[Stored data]
• • • •
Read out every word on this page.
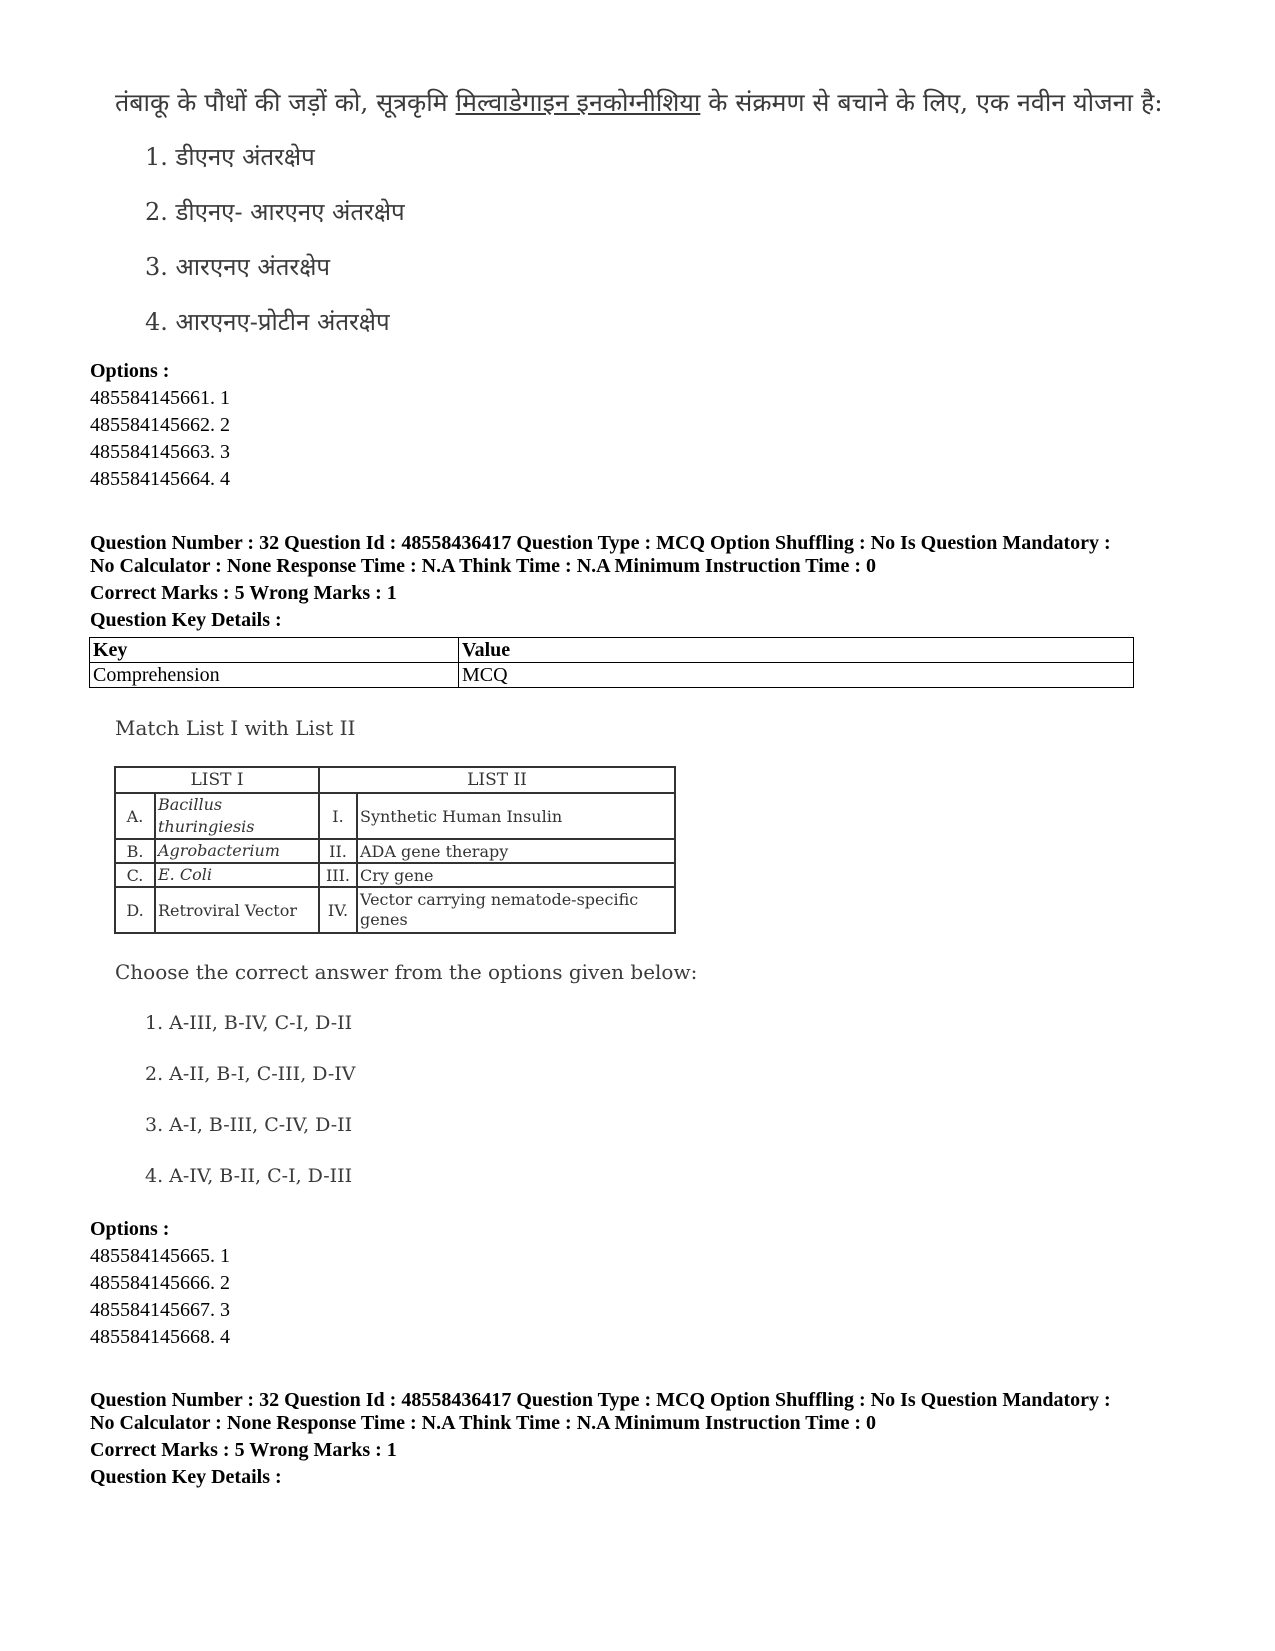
तंबाकू के पौधों की जड़ों को, सूत्रकृमि मिल्वाडेगाइन इनकोग्नीशिया के संक्रमण से बचाने के लिए, एक नवीन योजना है:
1. डीएनए अंतरक्षेप
2. डीएनए- आरएनए अंतरक्षेप
3. आरएनए अंतरक्षेप
4. आरएनए-प्रोटीन अंतरक्षेप
Options :
485584145661. 1
485584145662. 2
485584145663. 3
485584145664. 4
Question Number : 32 Question Id : 48558436417 Question Type : MCQ Option Shuffling : No Is Question Mandatory :
No Calculator : None Response Time : N.A Think Time : N.A Minimum Instruction Time : 0
Correct Marks : 5 Wrong Marks : 1
Question Key Details :
Key	Value
Comprehension	MCQ
Match List I with List II
LIST I		LIST II	
A.	Bacillus thuringiesis	I.	Synthetic Human Insulin
B.	Agrobacterium	II.	ADA gene therapy
C.	E. Coli	III.	Cry gene
D.	Retroviral Vector	IV.	Vector carrying nematode-specific genes
Choose the correct answer from the options given below:
1. A-III, B-IV, C-I, D-II
2. A-II, B-I, C-III, D-IV
3. A-I, B-III, C-IV, D-II
4. A-IV, B-II, C-I, D-III
Options :
485584145665. 1
485584145666. 2
485584145667. 3
485584145668. 4
Question Number : 32 Question Id : 48558436417 Question Type : MCQ Option Shuffling : No Is Question Mandatory :
No Calculator : None Response Time : N.A Think Time : N.A Minimum Instruction Time : 0
Correct Marks : 5 Wrong Marks : 1
Question Key Details :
• • • •
**Problem requirements:**
Could you give all of the data again exactly as written, omitting any pictures?

**Solution below:**
Read out every word on this page.
तंबाकू के पौधों की जड़ों को, सूत्रकृमि मिल्वाडेगाइन इनकोग्नीशिया के संक्रमण से बचाने के लिए, एक नवीन योजना है:
1. डीएनए अंतरक्षेप
2. डीएनए- आरएनए अंतरक्षेप
3. आरएनए अंतरक्षेप
4. आरएनए-प्रोटीन अंतरक्षेप
Options :
485584145661. 1
485584145662. 2
485584145663. 3
485584145664. 4
Question Number : 32 Question Id : 48558436417 Question Type : MCQ Option Shuffling : No Is Question Mandatory :
No Calculator : None Response Time : N.A Think Time : N.A Minimum Instruction Time : 0
Correct Marks : 5 Wrong Marks : 1
Question Key Details :
Key	Value
Comprehension	MCQ
Match List I with List II
LIST I		LIST II	
A.	Bacillus thuringiesis	I.	Synthetic Human Insulin
B.	Agrobacterium	II.	ADA gene therapy
C.	E. Coli	III.	Cry gene
D.	Retroviral Vector	IV.	Vector carrying nematode-specific genes
Choose the correct answer from the options given below:
1. A-III, B-IV, C-I, D-II
2. A-II, B-I, C-III, D-IV
3. A-I, B-III, C-IV, D-II
4. A-IV, B-II, C-I, D-III
Options :
485584145665. 1
485584145666. 2
485584145667. 3
485584145668. 4
Question Number : 32 Question Id : 48558436417 Question Type : MCQ Option Shuffling : No Is Question Mandatory :
No Calculator : None Response Time : N.A Think Time : N.A Minimum Instruction Time : 0
Correct Marks : 5 Wrong Marks : 1
Question Key Details :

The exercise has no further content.